=== YOUR TASK ===
Please restate the following records word for word.

=== Data extracted from a collection ===
——
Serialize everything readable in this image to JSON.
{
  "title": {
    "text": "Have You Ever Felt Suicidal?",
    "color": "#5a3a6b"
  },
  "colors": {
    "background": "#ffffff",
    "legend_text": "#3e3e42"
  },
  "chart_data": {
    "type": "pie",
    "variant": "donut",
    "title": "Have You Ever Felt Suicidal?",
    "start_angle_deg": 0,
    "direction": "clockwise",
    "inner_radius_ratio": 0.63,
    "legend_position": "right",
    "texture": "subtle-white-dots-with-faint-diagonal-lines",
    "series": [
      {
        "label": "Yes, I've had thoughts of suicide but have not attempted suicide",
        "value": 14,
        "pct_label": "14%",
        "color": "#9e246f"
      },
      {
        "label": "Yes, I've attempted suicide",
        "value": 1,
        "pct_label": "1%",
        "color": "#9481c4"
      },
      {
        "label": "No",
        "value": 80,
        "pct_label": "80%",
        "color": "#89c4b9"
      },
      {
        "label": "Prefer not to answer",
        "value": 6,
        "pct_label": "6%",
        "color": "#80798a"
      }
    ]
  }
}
——
=== RESPONSE ===
Serialize everything readable in this image to JSON.
{
  "title": {
    "text": "Have You Ever Felt Suicidal?",
    "color": "#5a3a6b"
  },
  "colors": {
    "background": "#ffffff",
    "legend_text": "#3e3e42"
  },
  "chart_data": {
    "type": "pie",
    "variant": "donut",
    "title": "Have You Ever Felt Suicidal?",
    "start_angle_deg": 0,
    "direction": "clockwise",
    "inner_radius_ratio": 0.63,
    "legend_position": "right",
    "texture": "subtle-white-dots-with-faint-diagonal-lines",
    "series": [
      {
        "label": "Yes, I've had thoughts of suicide but have not attempted suicide",
        "value": 14,
        "pct_label": "14%",
        "color": "#9e246f"
      },
      {
        "label": "Yes, I've attempted suicide",
        "value": 1,
        "pct_label": "1%",
        "color": "#9481c4"
      },
      {
        "label": "No",
        "value": 80,
        "pct_label": "80%",
        "color": "#89c4b9"
      },
      {
        "label": "Prefer not to answer",
        "value": 6,
        "pct_label": "6%",
        "color": "#80798a"
      }
    ]
  }
}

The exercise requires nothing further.